# BRIEF:
Say how many lines hold the string "screenshot"; please write nothing but the number.

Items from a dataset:
····················
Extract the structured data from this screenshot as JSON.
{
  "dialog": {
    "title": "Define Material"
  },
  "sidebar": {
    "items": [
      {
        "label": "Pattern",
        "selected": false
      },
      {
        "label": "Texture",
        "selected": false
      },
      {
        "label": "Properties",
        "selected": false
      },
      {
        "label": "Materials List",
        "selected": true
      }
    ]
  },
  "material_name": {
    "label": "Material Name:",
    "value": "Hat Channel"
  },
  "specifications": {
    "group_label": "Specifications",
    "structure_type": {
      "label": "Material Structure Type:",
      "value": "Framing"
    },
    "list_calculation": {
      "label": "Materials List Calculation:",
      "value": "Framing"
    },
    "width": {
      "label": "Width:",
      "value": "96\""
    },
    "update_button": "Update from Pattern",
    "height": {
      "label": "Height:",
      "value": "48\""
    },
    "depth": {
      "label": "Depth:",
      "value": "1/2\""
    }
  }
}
····················
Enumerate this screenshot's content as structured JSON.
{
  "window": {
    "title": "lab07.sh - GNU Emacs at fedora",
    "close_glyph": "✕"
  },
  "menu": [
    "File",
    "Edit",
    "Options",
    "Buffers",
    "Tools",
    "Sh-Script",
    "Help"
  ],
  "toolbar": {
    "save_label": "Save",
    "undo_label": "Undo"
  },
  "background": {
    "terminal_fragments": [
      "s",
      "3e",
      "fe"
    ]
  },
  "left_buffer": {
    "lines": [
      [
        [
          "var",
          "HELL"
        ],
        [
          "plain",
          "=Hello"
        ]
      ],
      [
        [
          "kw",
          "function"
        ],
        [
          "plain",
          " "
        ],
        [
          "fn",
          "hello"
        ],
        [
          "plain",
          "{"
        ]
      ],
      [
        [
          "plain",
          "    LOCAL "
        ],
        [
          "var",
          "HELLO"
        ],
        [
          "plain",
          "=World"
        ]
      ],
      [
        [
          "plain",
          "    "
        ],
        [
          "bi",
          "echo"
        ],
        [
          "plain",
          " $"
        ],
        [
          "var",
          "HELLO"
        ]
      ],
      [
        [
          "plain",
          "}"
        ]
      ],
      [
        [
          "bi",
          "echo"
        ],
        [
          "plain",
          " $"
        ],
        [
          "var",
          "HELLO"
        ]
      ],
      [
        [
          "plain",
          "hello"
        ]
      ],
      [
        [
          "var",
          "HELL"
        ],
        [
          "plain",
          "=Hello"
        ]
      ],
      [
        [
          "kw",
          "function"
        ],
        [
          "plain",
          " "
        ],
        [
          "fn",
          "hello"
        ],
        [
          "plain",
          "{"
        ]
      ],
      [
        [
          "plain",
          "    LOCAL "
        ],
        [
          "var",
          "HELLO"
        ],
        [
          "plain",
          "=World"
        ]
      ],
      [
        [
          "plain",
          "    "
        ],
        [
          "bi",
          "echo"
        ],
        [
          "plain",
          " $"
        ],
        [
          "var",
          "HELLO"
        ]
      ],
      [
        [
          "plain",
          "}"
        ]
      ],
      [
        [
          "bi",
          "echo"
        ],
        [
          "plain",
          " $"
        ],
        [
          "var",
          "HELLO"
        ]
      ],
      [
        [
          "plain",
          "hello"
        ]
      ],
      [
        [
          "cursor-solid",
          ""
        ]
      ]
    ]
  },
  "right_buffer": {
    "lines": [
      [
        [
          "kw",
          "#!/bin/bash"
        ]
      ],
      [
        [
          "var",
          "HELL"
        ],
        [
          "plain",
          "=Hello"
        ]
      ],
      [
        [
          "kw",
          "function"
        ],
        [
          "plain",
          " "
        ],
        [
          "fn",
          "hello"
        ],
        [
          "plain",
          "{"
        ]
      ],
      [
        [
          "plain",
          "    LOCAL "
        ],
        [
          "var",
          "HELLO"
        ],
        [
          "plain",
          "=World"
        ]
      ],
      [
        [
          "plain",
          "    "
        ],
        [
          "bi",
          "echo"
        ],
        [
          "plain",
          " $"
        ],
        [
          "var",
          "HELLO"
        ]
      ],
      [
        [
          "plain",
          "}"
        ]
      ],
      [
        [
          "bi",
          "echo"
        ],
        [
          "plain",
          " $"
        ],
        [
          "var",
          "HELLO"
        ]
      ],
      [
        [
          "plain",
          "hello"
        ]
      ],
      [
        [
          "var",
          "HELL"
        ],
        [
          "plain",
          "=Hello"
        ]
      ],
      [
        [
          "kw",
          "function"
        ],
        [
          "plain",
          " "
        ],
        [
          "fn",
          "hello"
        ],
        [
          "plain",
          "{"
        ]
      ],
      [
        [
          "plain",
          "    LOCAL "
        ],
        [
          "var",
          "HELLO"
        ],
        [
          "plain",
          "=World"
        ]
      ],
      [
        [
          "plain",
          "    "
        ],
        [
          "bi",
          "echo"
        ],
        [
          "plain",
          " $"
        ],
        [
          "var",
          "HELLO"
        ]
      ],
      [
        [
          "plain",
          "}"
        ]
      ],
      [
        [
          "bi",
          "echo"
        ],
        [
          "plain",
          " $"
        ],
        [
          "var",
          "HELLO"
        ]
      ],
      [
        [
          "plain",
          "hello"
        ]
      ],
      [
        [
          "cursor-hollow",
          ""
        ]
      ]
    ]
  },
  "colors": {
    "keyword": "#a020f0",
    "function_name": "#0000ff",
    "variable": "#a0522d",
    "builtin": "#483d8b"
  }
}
····················
# REPLY:
2